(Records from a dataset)
========
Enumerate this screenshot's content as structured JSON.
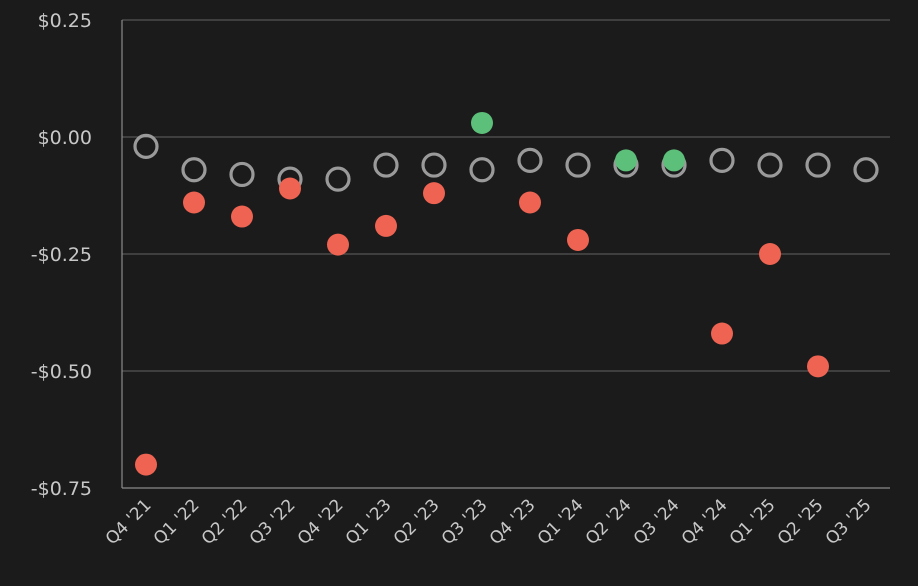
{
  "chart_data": {
    "type": "scatter",
    "categories": [
      "Q4 '21",
      "Q1 '22",
      "Q2 '22",
      "Q3 '22",
      "Q4 '22",
      "Q1 '23",
      "Q2 '23",
      "Q3 '23",
      "Q4 '23",
      "Q1 '24",
      "Q2 '24",
      "Q3 '24",
      "Q4 '24",
      "Q1 '25",
      "Q2 '25",
      "Q3 '25"
    ],
    "ylim": [
      -0.75,
      0.25
    ],
    "yticks": [
      0.25,
      0.0,
      -0.25,
      -0.5,
      -0.75
    ],
    "ytick_labels": [
      "$0.25",
      "$0.00",
      "-$0.25",
      "-$0.50",
      "-$0.75"
    ],
    "grid": true,
    "series": [
      {
        "role": "estimate",
        "marker": "hollow-circle",
        "color": "#9a9a9a",
        "values": [
          -0.02,
          -0.07,
          -0.08,
          -0.09,
          -0.09,
          -0.06,
          -0.06,
          -0.07,
          -0.05,
          -0.06,
          -0.06,
          -0.06,
          -0.05,
          -0.06,
          -0.06,
          -0.07
        ]
      },
      {
        "role": "actual",
        "marker": "filled-circle",
        "values": [
          -0.7,
          -0.14,
          -0.17,
          -0.11,
          -0.23,
          -0.19,
          -0.12,
          0.03,
          -0.14,
          -0.22,
          -0.05,
          -0.05,
          -0.42,
          -0.25,
          -0.49,
          null
        ],
        "beat_color": "#5cbf7a",
        "miss_color": "#ee6352"
      }
    ]
  }
}
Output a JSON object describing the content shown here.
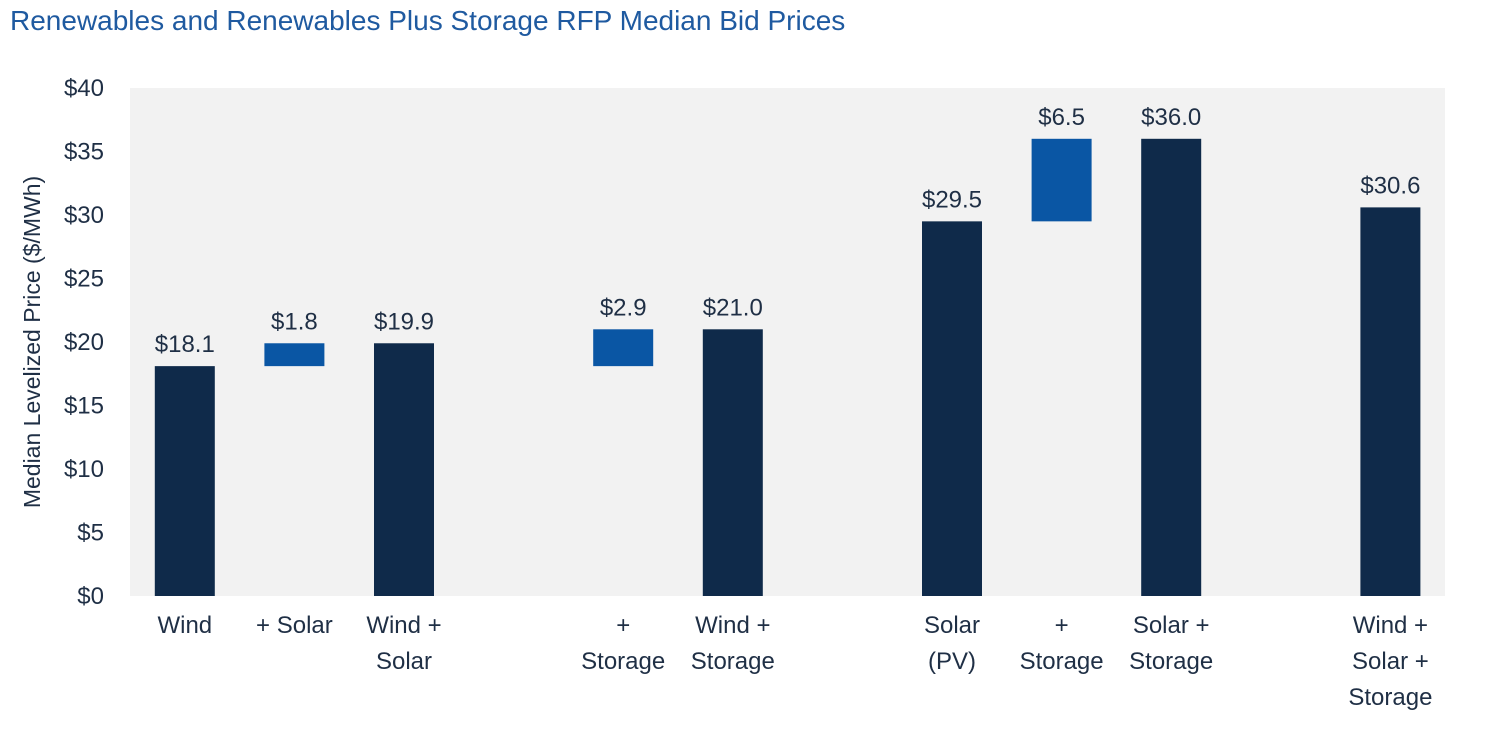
{
  "chart_data": {
    "type": "bar",
    "subtype": "waterfall",
    "title": "Renewables and Renewables Plus Storage RFP Median Bid Prices",
    "xlabel": "",
    "ylabel": "Median Levelized Price ($/MWh)",
    "ylim": [
      0,
      40
    ],
    "yticks": [
      0,
      5,
      10,
      15,
      20,
      25,
      30,
      35,
      40
    ],
    "ytick_labels": [
      "$0",
      "$5",
      "$10",
      "$15",
      "$20",
      "$25",
      "$30",
      "$35",
      "$40"
    ],
    "grid": false,
    "legend": "none",
    "colors": {
      "total": "#0f2a4a",
      "increment": "#0a56a4",
      "plot_background": "#f2f2f2"
    },
    "bars": [
      {
        "category": "Wind",
        "lines": [
          "Wind"
        ],
        "kind": "total",
        "base": 0,
        "value": 18.1,
        "label": "$18.1"
      },
      {
        "category": "+ Solar",
        "lines": [
          "+ Solar"
        ],
        "kind": "increment",
        "base": 18.1,
        "value": 1.8,
        "label": "$1.8"
      },
      {
        "category": "Wind + Solar",
        "lines": [
          "Wind +",
          "Solar"
        ],
        "kind": "total",
        "base": 0,
        "value": 19.9,
        "label": "$19.9"
      },
      {
        "category": "+ Storage",
        "lines": [
          "+",
          "Storage"
        ],
        "kind": "increment",
        "base": 18.1,
        "value": 2.9,
        "label": "$2.9"
      },
      {
        "category": "Wind + Storage",
        "lines": [
          "Wind +",
          "Storage"
        ],
        "kind": "total",
        "base": 0,
        "value": 21.0,
        "label": "$21.0"
      },
      {
        "category": "Solar (PV)",
        "lines": [
          "Solar",
          "(PV)"
        ],
        "kind": "total",
        "base": 0,
        "value": 29.5,
        "label": "$29.5"
      },
      {
        "category": "+ Storage",
        "lines": [
          "+",
          "Storage"
        ],
        "kind": "increment",
        "base": 29.5,
        "value": 6.5,
        "label": "$6.5"
      },
      {
        "category": "Solar + Storage",
        "lines": [
          "Solar +",
          "Storage"
        ],
        "kind": "total",
        "base": 0,
        "value": 36.0,
        "label": "$36.0"
      },
      {
        "category": "Wind + Solar + Storage",
        "lines": [
          "Wind +",
          "Solar +",
          "Storage"
        ],
        "kind": "total",
        "base": 0,
        "value": 30.6,
        "label": "$30.6"
      }
    ]
  }
}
========
Without the pictures, copy the material exactly as given.

# Correct response
Enumerate this screenshot's content as structured JSON.
{
  "chart_data": {
    "type": "scatter",
    "categories": [
      "Q4 '21",
      "Q1 '22",
      "Q2 '22",
      "Q3 '22",
      "Q4 '22",
      "Q1 '23",
      "Q2 '23",
      "Q3 '23",
      "Q4 '23",
      "Q1 '24",
      "Q2 '24",
      "Q3 '24",
      "Q4 '24",
      "Q1 '25",
      "Q2 '25",
      "Q3 '25"
    ],
    "ylim": [
      -0.75,
      0.25
    ],
    "yticks": [
      0.25,
      0.0,
      -0.25,
      -0.5,
      -0.75
    ],
    "ytick_labels": [
      "$0.25",
      "$0.00",
      "-$0.25",
      "-$0.50",
      "-$0.75"
    ],
    "grid": true,
    "series": [
      {
        "role": "estimate",
        "marker": "hollow-circle",
        "color": "#9a9a9a",
        "values": [
          -0.02,
          -0.07,
          -0.08,
          -0.09,
          -0.09,
          -0.06,
          -0.06,
          -0.07,
          -0.05,
          -0.06,
          -0.06,
          -0.06,
          -0.05,
          -0.06,
          -0.06,
          -0.07
        ]
      },
      {
        "role": "actual",
        "marker": "filled-circle",
        "values": [
          -0.7,
          -0.14,
          -0.17,
          -0.11,
          -0.23,
          -0.19,
          -0.12,
          0.03,
          -0.14,
          -0.22,
          -0.05,
          -0.05,
          -0.42,
          -0.25,
          -0.49,
          null
        ],
        "beat_color": "#5cbf7a",
        "miss_color": "#ee6352"
      }
    ]
  }
}
Output a JSON object describing the content shown here.
{
  "chart_data": {
    "type": "bar",
    "subtype": "waterfall",
    "title": "Renewables and Renewables Plus Storage RFP Median Bid Prices",
    "xlabel": "",
    "ylabel": "Median Levelized Price ($/MWh)",
    "ylim": [
      0,
      40
    ],
    "yticks": [
      0,
      5,
      10,
      15,
      20,
      25,
      30,
      35,
      40
    ],
    "ytick_labels": [
      "$0",
      "$5",
      "$10",
      "$15",
      "$20",
      "$25",
      "$30",
      "$35",
      "$40"
    ],
    "grid": false,
    "legend": "none",
    "colors": {
      "total": "#0f2a4a",
      "increment": "#0a56a4",
      "plot_background": "#f2f2f2"
    },
    "bars": [
      {
        "category": "Wind",
        "lines": [
          "Wind"
        ],
        "kind": "total",
        "base": 0,
        "value": 18.1,
        "label": "$18.1"
      },
      {
        "category": "+ Solar",
        "lines": [
          "+ Solar"
        ],
        "kind": "increment",
        "base": 18.1,
        "value": 1.8,
        "label": "$1.8"
      },
      {
        "category": "Wind + Solar",
        "lines": [
          "Wind +",
          "Solar"
        ],
        "kind": "total",
        "base": 0,
        "value": 19.9,
        "label": "$19.9"
      },
      {
        "category": "+ Storage",
        "lines": [
          "+",
          "Storage"
        ],
        "kind": "increment",
        "base": 18.1,
        "value": 2.9,
        "label": "$2.9"
      },
      {
        "category": "Wind + Storage",
        "lines": [
          "Wind +",
          "Storage"
        ],
        "kind": "total",
        "base": 0,
        "value": 21.0,
        "label": "$21.0"
      },
      {
        "category": "Solar (PV)",
        "lines": [
          "Solar",
          "(PV)"
        ],
        "kind": "total",
        "base": 0,
        "value": 29.5,
        "label": "$29.5"
      },
      {
        "category": "+ Storage",
        "lines": [
          "+",
          "Storage"
        ],
        "kind": "increment",
        "base": 29.5,
        "value": 6.5,
        "label": "$6.5"
      },
      {
        "category": "Solar + Storage",
        "lines": [
          "Solar +",
          "Storage"
        ],
        "kind": "total",
        "base": 0,
        "value": 36.0,
        "label": "$36.0"
      },
      {
        "category": "Wind + Solar + Storage",
        "lines": [
          "Wind +",
          "Solar +",
          "Storage"
        ],
        "kind": "total",
        "base": 0,
        "value": 30.6,
        "label": "$30.6"
      }
    ]
  }
}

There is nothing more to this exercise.